- SHORT PROBLEM
Each line holding the word "placeholder" counts once; give the total and nothing more.

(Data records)
• • •

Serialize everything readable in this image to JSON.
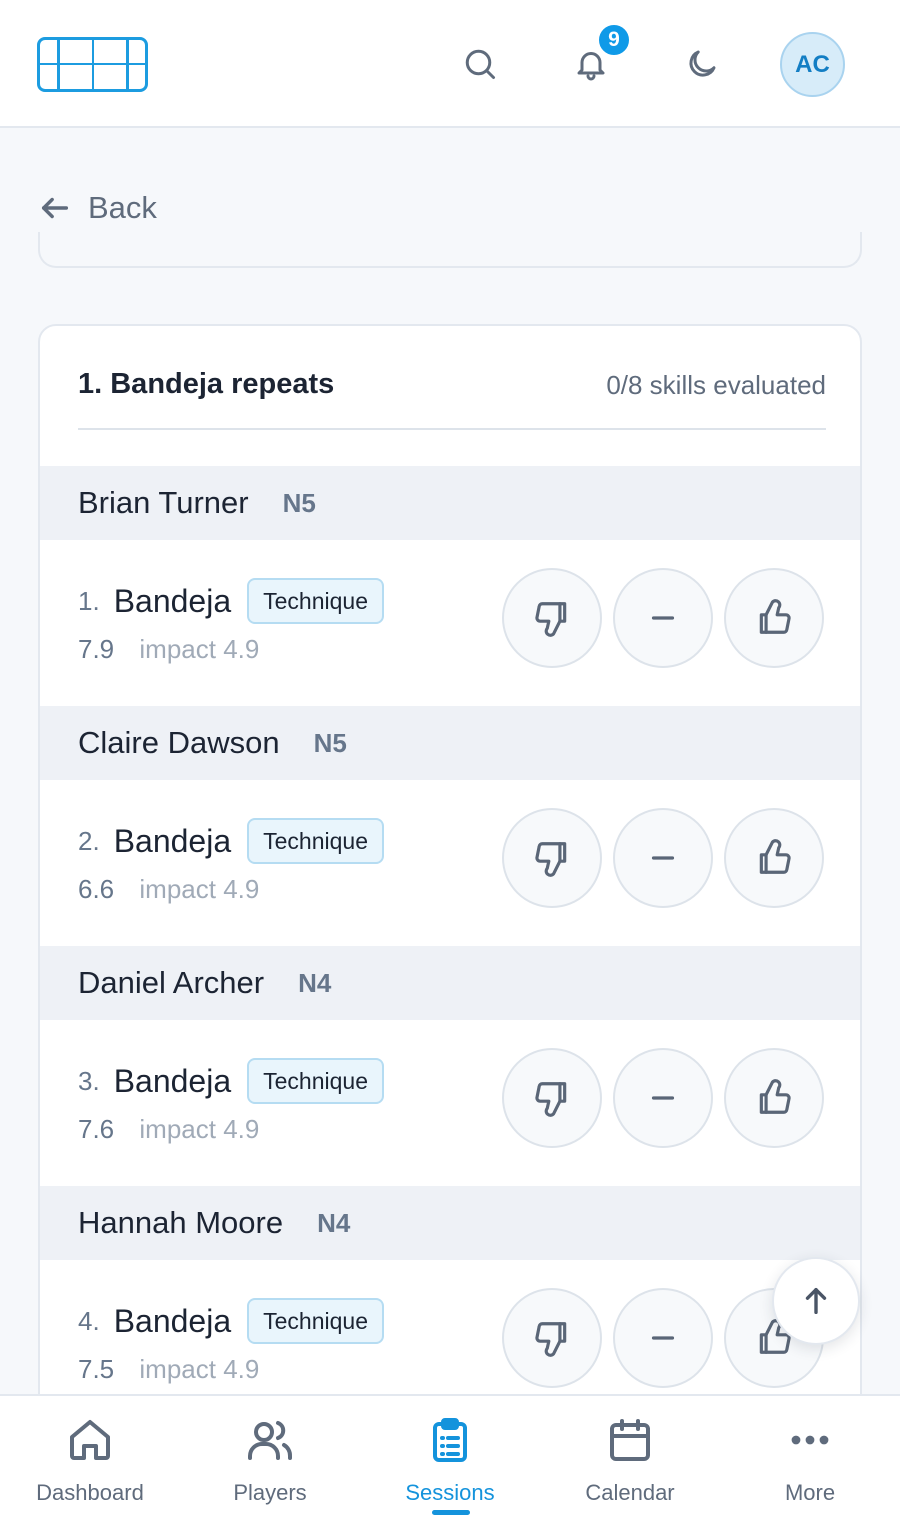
{
  "header": {
    "notifications_count": "9",
    "avatar_initials": "AC",
    "icons": [
      "search-icon",
      "bell-icon",
      "moon-icon"
    ]
  },
  "back_label": "Back",
  "session_block": {
    "title": "1. Bandeja repeats",
    "progress": "0/8 skills evaluated",
    "players": [
      {
        "name": "Brian Turner",
        "level": "N5",
        "skill_num": "1.",
        "skill": "Bandeja",
        "tag": "Technique",
        "score": "7.9",
        "impact": "impact 4.9"
      },
      {
        "name": "Claire Dawson",
        "level": "N5",
        "skill_num": "2.",
        "skill": "Bandeja",
        "tag": "Technique",
        "score": "6.6",
        "impact": "impact 4.9"
      },
      {
        "name": "Daniel Archer",
        "level": "N4",
        "skill_num": "3.",
        "skill": "Bandeja",
        "tag": "Technique",
        "score": "7.6",
        "impact": "impact 4.9"
      },
      {
        "name": "Hannah Moore",
        "level": "N4",
        "skill_num": "4.",
        "skill": "Bandeja",
        "tag": "Technique",
        "score": "7.5",
        "impact": "impact 4.9"
      }
    ]
  },
  "bottom_nav": {
    "active": "Sessions",
    "items": [
      {
        "label": "Dashboard",
        "icon": "home-icon"
      },
      {
        "label": "Players",
        "icon": "users-icon"
      },
      {
        "label": "Sessions",
        "icon": "clipboard-icon"
      },
      {
        "label": "Calendar",
        "icon": "calendar-icon"
      },
      {
        "label": "More",
        "icon": "more-icon"
      }
    ]
  },
  "colors": {
    "accent": "#1493dc",
    "badge": "#0f9ae8"
  }
}
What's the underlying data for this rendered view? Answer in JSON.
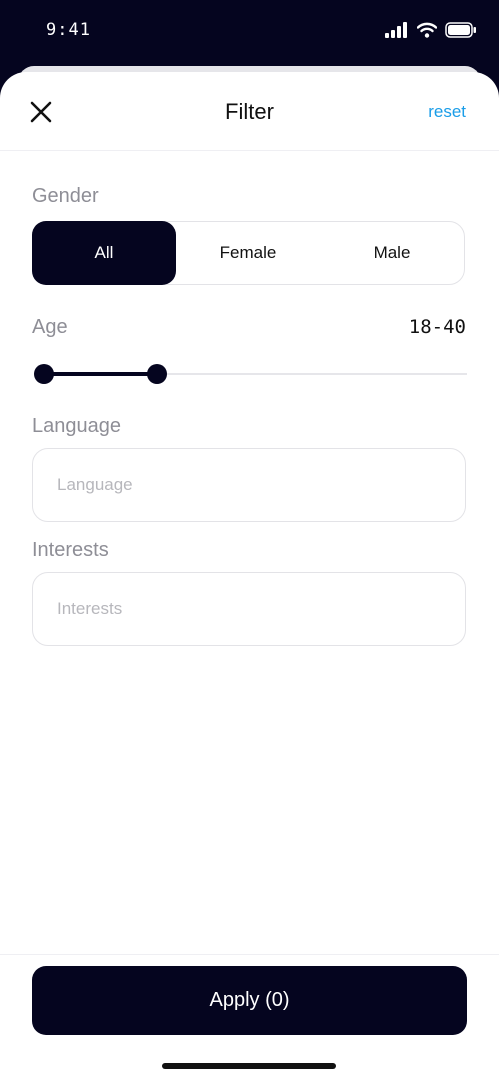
{
  "status_bar": {
    "time": "9:41"
  },
  "header": {
    "title": "Filter",
    "reset_label": "reset"
  },
  "gender": {
    "label": "Gender",
    "options": [
      "All",
      "Female",
      "Male"
    ],
    "selected": "All"
  },
  "age": {
    "label": "Age",
    "value_text": "18-40",
    "range": [
      18,
      100
    ],
    "selected_min": 18,
    "selected_max": 40
  },
  "language": {
    "label": "Language",
    "placeholder": "Language",
    "value": ""
  },
  "interests": {
    "label": "Interests",
    "placeholder": "Interests",
    "value": ""
  },
  "apply": {
    "label": "Apply (0)"
  },
  "colors": {
    "accent": "#05051F",
    "link": "#1A9DE8",
    "muted_label": "#8E8E96"
  }
}
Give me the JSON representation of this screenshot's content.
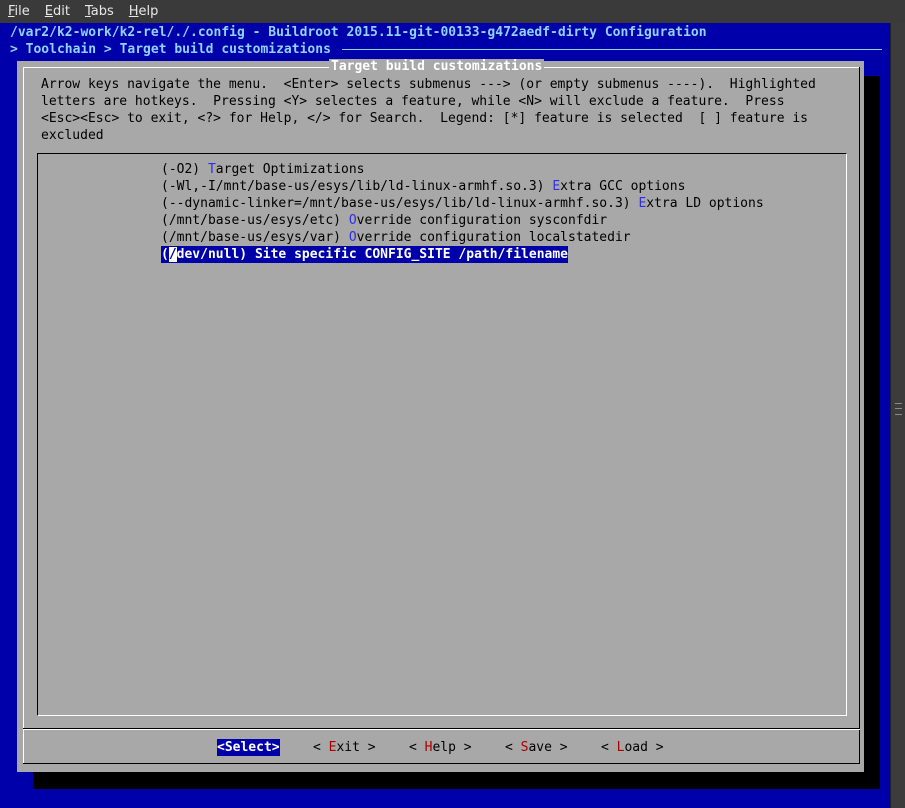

• • •

- RESULT OF THIS TASK
2